====== ENTRIES SHOWN ======

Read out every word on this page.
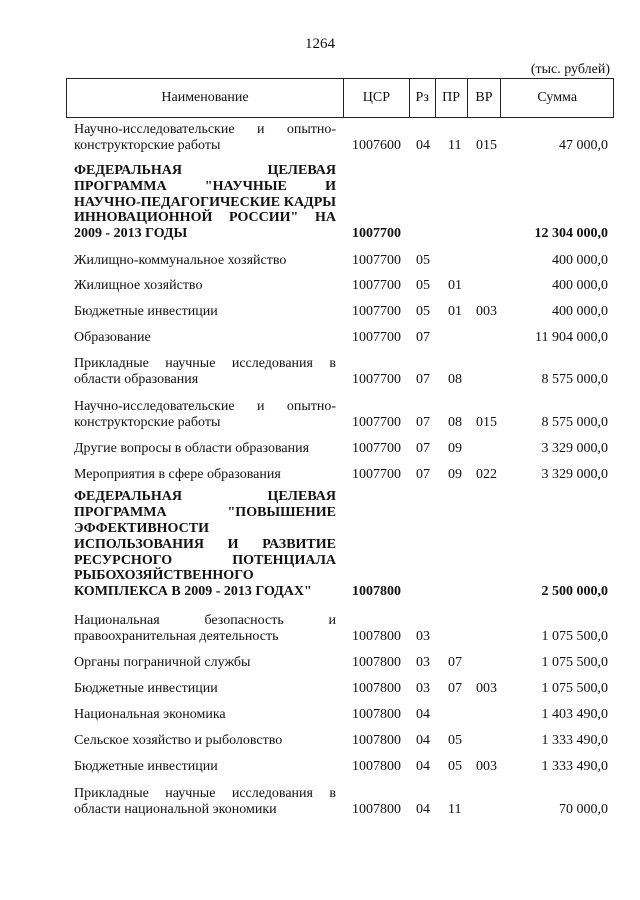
1264
(тыс. рублей)
Наименование	ЦСР	Рз ПР	ВР	Сумма
Научно-исследовательские и опытно-конструкторские работы	1007600 04 11 015	47 000,0
ФЕДЕРАЛЬНАЯ ЦЕЛЕВАЯ ПРОГРАММА "НАУЧНЫЕ И НАУЧНО-ПЕДАГОГИЧЕСКИЕ КАДРЫ ИННОВАЦИОННОЙ РОССИИ" НА 2009 - 2013 ГОДЫ	1007700	12 304 000,0
Жилищно-коммунальное хозяйство	1007700 05	400 000,0
Жилищное хозяйство	1007700 05 01	400 000,0
Бюджетные инвестиции	1007700 05 01 003	400 000,0
Образование	1007700 07	11 904 000,0
Прикладные научные исследования в области образования	1007700 07 08	8 575 000,0
Научно-исследовательские и опытно-конструкторские работы	1007700 07 08 015	8 575 000,0
Другие вопросы в области образования	1007700 07 09	3 329 000,0
Мероприятия в сфере образования	1007700 07 09 022	3 329 000,0
ФЕДЕРАЛЬНАЯ ЦЕЛЕВАЯ ПРОГРАММА "ПОВЫШЕНИЕ ЭФФЕКТИВНОСТИ ИСПОЛЬЗОВАНИЯ И РАЗВИТИЕ РЕСУРСНОГО ПОТЕНЦИАЛА РЫБОХОЗЯЙСТВЕННОГО КОМПЛЕКСА В 2009 - 2013 ГОДАХ"	1007800	2 500 000,0
Национальная безопасность и правоохранительная деятельность	1007800 03	1 075 500,0
Органы пограничной службы	1007800 03 07	1 075 500,0
Бюджетные инвестиции	1007800 03 07 003	1 075 500,0
Национальная экономика	1007800 04	1 403 490,0
Сельское хозяйство и рыболовство	1007800 04 05	1 333 490,0
Бюджетные инвестиции	1007800 04 05 003	1 333 490,0
Прикладные научные исследования в области национальной экономики	1007800 04 11	70 000,0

======

# TASK TO CARRY OUT
Repeat the records in full, exactly as they appear, without the pictures.

# SOLVED EXERCISE
Read out every word on this page.
1264
(тыс. рублей)
Наименование	ЦСР	Рз ПР	ВР	Сумма
Научно-исследовательские и опытно-конструкторские работы	1007600 04 11 015	47 000,0
ФЕДЕРАЛЬНАЯ ЦЕЛЕВАЯ ПРОГРАММА "НАУЧНЫЕ И НАУЧНО-ПЕДАГОГИЧЕСКИЕ КАДРЫ ИННОВАЦИОННОЙ РОССИИ" НА 2009 - 2013 ГОДЫ	1007700	12 304 000,0
Жилищно-коммунальное хозяйство	1007700 05	400 000,0
Жилищное хозяйство	1007700 05 01	400 000,0
Бюджетные инвестиции	1007700 05 01 003	400 000,0
Образование	1007700 07	11 904 000,0
Прикладные научные исследования в области образования	1007700 07 08	8 575 000,0
Научно-исследовательские и опытно-конструкторские работы	1007700 07 08 015	8 575 000,0
Другие вопросы в области образования	1007700 07 09	3 329 000,0
Мероприятия в сфере образования	1007700 07 09 022	3 329 000,0
ФЕДЕРАЛЬНАЯ ЦЕЛЕВАЯ ПРОГРАММА "ПОВЫШЕНИЕ ЭФФЕКТИВНОСТИ ИСПОЛЬЗОВАНИЯ И РАЗВИТИЕ РЕСУРСНОГО ПОТЕНЦИАЛА РЫБОХОЗЯЙСТВЕННОГО КОМПЛЕКСА В 2009 - 2013 ГОДАХ"	1007800	2 500 000,0
Национальная безопасность и правоохранительная деятельность	1007800 03	1 075 500,0
Органы пограничной службы	1007800 03 07	1 075 500,0
Бюджетные инвестиции	1007800 03 07 003	1 075 500,0
Национальная экономика	1007800 04	1 403 490,0
Сельское хозяйство и рыболовство	1007800 04 05	1 333 490,0
Бюджетные инвестиции	1007800 04 05 003	1 333 490,0
Прикладные научные исследования в области национальной экономики	1007800 04 11	70 000,0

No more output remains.